Data entries
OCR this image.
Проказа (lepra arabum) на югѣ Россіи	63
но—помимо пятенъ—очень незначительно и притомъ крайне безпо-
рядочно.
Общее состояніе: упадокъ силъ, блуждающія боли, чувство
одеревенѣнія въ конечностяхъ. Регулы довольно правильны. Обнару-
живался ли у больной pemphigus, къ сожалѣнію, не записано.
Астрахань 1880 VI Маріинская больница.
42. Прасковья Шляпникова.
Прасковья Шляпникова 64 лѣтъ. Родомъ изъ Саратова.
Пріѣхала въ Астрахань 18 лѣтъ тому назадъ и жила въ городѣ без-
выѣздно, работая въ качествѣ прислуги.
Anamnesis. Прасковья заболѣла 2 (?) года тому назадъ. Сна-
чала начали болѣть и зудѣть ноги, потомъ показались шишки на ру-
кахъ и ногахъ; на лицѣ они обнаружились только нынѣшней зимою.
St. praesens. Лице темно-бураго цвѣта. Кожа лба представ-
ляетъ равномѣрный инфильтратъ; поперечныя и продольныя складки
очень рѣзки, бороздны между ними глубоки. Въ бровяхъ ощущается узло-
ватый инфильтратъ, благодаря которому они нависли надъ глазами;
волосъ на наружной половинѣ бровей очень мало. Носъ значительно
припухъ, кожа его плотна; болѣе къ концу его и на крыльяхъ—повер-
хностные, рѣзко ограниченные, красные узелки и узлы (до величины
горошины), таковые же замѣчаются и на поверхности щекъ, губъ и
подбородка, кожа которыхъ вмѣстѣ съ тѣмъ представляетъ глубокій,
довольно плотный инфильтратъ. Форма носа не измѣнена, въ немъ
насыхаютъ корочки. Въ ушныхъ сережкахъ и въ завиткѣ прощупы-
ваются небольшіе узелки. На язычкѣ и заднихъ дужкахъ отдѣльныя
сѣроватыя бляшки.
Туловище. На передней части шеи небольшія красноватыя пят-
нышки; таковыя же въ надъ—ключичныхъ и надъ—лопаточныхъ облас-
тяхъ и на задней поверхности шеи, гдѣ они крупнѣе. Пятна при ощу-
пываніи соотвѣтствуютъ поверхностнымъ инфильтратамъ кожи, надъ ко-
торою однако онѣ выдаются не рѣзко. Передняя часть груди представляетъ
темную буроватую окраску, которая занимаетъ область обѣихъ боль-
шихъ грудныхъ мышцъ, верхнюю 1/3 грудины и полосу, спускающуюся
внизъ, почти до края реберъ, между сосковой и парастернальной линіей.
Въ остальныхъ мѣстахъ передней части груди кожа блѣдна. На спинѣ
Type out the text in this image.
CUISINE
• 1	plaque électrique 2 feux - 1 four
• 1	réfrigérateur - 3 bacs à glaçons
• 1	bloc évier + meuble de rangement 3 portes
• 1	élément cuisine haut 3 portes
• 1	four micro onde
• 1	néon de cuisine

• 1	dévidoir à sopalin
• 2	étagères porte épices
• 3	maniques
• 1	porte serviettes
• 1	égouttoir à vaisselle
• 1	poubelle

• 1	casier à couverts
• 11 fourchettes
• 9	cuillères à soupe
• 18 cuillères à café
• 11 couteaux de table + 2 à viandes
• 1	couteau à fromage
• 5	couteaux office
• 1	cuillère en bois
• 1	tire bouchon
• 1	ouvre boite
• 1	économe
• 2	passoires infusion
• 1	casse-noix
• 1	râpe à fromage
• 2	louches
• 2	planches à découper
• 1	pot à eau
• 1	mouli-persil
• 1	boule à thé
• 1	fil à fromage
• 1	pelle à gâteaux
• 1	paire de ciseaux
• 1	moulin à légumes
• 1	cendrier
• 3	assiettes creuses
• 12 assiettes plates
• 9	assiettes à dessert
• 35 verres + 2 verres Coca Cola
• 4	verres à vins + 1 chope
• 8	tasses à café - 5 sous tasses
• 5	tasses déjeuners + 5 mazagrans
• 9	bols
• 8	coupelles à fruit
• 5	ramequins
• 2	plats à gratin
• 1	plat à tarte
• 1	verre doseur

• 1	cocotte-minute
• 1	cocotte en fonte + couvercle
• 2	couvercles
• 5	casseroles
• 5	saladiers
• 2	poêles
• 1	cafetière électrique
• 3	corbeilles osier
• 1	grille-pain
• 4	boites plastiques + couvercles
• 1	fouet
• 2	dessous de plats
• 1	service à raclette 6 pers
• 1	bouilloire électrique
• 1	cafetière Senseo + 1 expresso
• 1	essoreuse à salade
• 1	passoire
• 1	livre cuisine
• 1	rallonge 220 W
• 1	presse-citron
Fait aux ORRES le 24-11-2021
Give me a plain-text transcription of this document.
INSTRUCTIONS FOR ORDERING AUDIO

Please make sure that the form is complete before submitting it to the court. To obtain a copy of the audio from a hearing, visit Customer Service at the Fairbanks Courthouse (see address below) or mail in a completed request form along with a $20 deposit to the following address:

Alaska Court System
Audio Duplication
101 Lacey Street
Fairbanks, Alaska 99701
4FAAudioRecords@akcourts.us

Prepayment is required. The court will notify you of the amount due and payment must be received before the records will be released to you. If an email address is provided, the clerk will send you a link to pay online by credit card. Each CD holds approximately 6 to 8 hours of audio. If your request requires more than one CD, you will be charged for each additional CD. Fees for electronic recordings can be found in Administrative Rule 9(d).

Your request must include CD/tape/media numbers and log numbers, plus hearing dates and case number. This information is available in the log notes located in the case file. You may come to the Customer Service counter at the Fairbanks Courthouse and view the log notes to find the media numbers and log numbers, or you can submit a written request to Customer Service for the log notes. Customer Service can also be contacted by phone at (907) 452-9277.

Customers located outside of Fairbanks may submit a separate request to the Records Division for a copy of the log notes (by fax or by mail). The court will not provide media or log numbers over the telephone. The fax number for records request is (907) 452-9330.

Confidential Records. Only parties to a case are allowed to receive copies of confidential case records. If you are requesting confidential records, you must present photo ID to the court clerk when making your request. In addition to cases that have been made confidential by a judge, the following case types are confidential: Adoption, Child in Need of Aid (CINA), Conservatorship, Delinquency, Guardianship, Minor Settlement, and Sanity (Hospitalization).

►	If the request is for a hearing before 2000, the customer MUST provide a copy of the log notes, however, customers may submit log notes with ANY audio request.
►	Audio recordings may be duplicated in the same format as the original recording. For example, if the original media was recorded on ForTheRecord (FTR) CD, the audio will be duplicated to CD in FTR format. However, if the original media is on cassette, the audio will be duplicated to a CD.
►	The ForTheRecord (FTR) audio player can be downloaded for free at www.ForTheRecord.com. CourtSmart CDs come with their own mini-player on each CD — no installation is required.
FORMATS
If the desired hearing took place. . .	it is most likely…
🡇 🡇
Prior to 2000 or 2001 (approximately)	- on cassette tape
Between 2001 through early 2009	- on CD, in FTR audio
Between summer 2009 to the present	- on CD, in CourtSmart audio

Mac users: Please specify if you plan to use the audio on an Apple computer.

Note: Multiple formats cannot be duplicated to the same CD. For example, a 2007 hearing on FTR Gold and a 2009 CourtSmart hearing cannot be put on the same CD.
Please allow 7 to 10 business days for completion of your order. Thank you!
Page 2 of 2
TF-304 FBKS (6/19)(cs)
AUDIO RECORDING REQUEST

§ **TASK STATEMENT**
Extract the full listing above without altering anything.

§ **SOLUTION TO THE EXERCISE**
OCR this image.
Проказа (lepra arabum) на югѣ Россіи	63
но—помимо пятенъ—очень незначительно и притомъ крайне безпо-
рядочно.
Общее состояніе: упадокъ силъ, блуждающія боли, чувство
одеревенѣнія въ конечностяхъ. Регулы довольно правильны. Обнару-
живался ли у больной pemphigus, къ сожалѣнію, не записано.
Астрахань 1880 VI Маріинская больница.
42. Прасковья Шляпникова.
Прасковья Шляпникова 64 лѣтъ. Родомъ изъ Саратова.
Пріѣхала въ Астрахань 18 лѣтъ тому назадъ и жила въ городѣ без-
выѣздно, работая въ качествѣ прислуги.
Anamnesis. Прасковья заболѣла 2 (?) года тому назадъ. Сна-
чала начали болѣть и зудѣть ноги, потомъ показались шишки на ру-
кахъ и ногахъ; на лицѣ они обнаружились только нынѣшней зимою.
St. praesens. Лице темно-бураго цвѣта. Кожа лба представ-
ляетъ равномѣрный инфильтратъ; поперечныя и продольныя складки
очень рѣзки, бороздны между ними глубоки. Въ бровяхъ ощущается узло-
ватый инфильтратъ, благодаря которому они нависли надъ глазами;
волосъ на наружной половинѣ бровей очень мало. Носъ значительно
припухъ, кожа его плотна; болѣе къ концу его и на крыльяхъ—повер-
хностные, рѣзко ограниченные, красные узелки и узлы (до величины
горошины), таковые же замѣчаются и на поверхности щекъ, губъ и
подбородка, кожа которыхъ вмѣстѣ съ тѣмъ представляетъ глубокій,
довольно плотный инфильтратъ. Форма носа не измѣнена, въ немъ
насыхаютъ корочки. Въ ушныхъ сережкахъ и въ завиткѣ прощупы-
ваются небольшіе узелки. На язычкѣ и заднихъ дужкахъ отдѣльныя
сѣроватыя бляшки.
Туловище. На передней части шеи небольшія красноватыя пят-
нышки; таковыя же въ надъ—ключичныхъ и надъ—лопаточныхъ облас-
тяхъ и на задней поверхности шеи, гдѣ они крупнѣе. Пятна при ощу-
пываніи соотвѣтствуютъ поверхностнымъ инфильтратамъ кожи, надъ ко-
торою однако онѣ выдаются не рѣзко. Передняя часть груди представляетъ
темную буроватую окраску, которая занимаетъ область обѣихъ боль-
шихъ грудныхъ мышцъ, верхнюю 1/3 грудины и полосу, спускающуюся
внизъ, почти до края реберъ, между сосковой и парастернальной линіей.
Въ остальныхъ мѣстахъ передней части груди кожа блѣдна. На спинѣ
Type out the text in this image.
CUISINE
• 1	plaque électrique 2 feux - 1 four
• 1	réfrigérateur - 3 bacs à glaçons
• 1	bloc évier + meuble de rangement 3 portes
• 1	élément cuisine haut 3 portes
• 1	four micro onde
• 1	néon de cuisine

• 1	dévidoir à sopalin
• 2	étagères porte épices
• 3	maniques
• 1	porte serviettes
• 1	égouttoir à vaisselle
• 1	poubelle

• 1	casier à couverts
• 11 fourchettes
• 9	cuillères à soupe
• 18 cuillères à café
• 11 couteaux de table + 2 à viandes
• 1	couteau à fromage
• 5	couteaux office
• 1	cuillère en bois
• 1	tire bouchon
• 1	ouvre boite
• 1	économe
• 2	passoires infusion
• 1	casse-noix
• 1	râpe à fromage
• 2	louches
• 2	planches à découper
• 1	pot à eau
• 1	mouli-persil
• 1	boule à thé
• 1	fil à fromage
• 1	pelle à gâteaux
• 1	paire de ciseaux
• 1	moulin à légumes
• 1	cendrier
• 3	assiettes creuses
• 12 assiettes plates
• 9	assiettes à dessert
• 35 verres + 2 verres Coca Cola
• 4	verres à vins + 1 chope
• 8	tasses à café - 5 sous tasses
• 5	tasses déjeuners + 5 mazagrans
• 9	bols
• 8	coupelles à fruit
• 5	ramequins
• 2	plats à gratin
• 1	plat à tarte
• 1	verre doseur

• 1	cocotte-minute
• 1	cocotte en fonte + couvercle
• 2	couvercles
• 5	casseroles
• 5	saladiers
• 2	poêles
• 1	cafetière électrique
• 3	corbeilles osier
• 1	grille-pain
• 4	boites plastiques + couvercles
• 1	fouet
• 2	dessous de plats
• 1	service à raclette 6 pers
• 1	bouilloire électrique
• 1	cafetière Senseo + 1 expresso
• 1	essoreuse à salade
• 1	passoire
• 1	livre cuisine
• 1	rallonge 220 W
• 1	presse-citron
Fait aux ORRES le 24-11-2021
Give me a plain-text transcription of this document.
INSTRUCTIONS FOR ORDERING AUDIO

Please make sure that the form is complete before submitting it to the court. To obtain a copy of the audio from a hearing, visit Customer Service at the Fairbanks Courthouse (see address below) or mail in a completed request form along with a $20 deposit to the following address:

Alaska Court System
Audio Duplication
101 Lacey Street
Fairbanks, Alaska 99701
4FAAudioRecords@akcourts.us

Prepayment is required. The court will notify you of the amount due and payment must be received before the records will be released to you. If an email address is provided, the clerk will send you a link to pay online by credit card. Each CD holds approximately 6 to 8 hours of audio. If your request requires more than one CD, you will be charged for each additional CD. Fees for electronic recordings can be found in Administrative Rule 9(d).

Your request must include CD/tape/media numbers and log numbers, plus hearing dates and case number. This information is available in the log notes located in the case file. You may come to the Customer Service counter at the Fairbanks Courthouse and view the log notes to find the media numbers and log numbers, or you can submit a written request to Customer Service for the log notes. Customer Service can also be contacted by phone at (907) 452-9277.

Customers located outside of Fairbanks may submit a separate request to the Records Division for a copy of the log notes (by fax or by mail). The court will not provide media or log numbers over the telephone. The fax number for records request is (907) 452-9330.

Confidential Records. Only parties to a case are allowed to receive copies of confidential case records. If you are requesting confidential records, you must present photo ID to the court clerk when making your request. In addition to cases that have been made confidential by a judge, the following case types are confidential: Adoption, Child in Need of Aid (CINA), Conservatorship, Delinquency, Guardianship, Minor Settlement, and Sanity (Hospitalization).

►	If the request is for a hearing before 2000, the customer MUST provide a copy of the log notes, however, customers may submit log notes with ANY audio request.
►	Audio recordings may be duplicated in the same format as the original recording. For example, if the original media was recorded on ForTheRecord (FTR) CD, the audio will be duplicated to CD in FTR format. However, if the original media is on cassette, the audio will be duplicated to a CD.
►	The ForTheRecord (FTR) audio player can be downloaded for free at www.ForTheRecord.com. CourtSmart CDs come with their own mini-player on each CD — no installation is required.
FORMATS
If the desired hearing took place. . .	it is most likely…
🡇 🡇
Prior to 2000 or 2001 (approximately)	- on cassette tape
Between 2001 through early 2009	- on CD, in FTR audio
Between summer 2009 to the present	- on CD, in CourtSmart audio

Mac users: Please specify if you plan to use the audio on an Apple computer.

Note: Multiple formats cannot be duplicated to the same CD. For example, a 2007 hearing on FTR Gold and a 2009 CourtSmart hearing cannot be put on the same CD.
Please allow 7 to 10 business days for completion of your order. Thank you!
Page 2 of 2
TF-304 FBKS (6/19)(cs)
AUDIO RECORDING REQUEST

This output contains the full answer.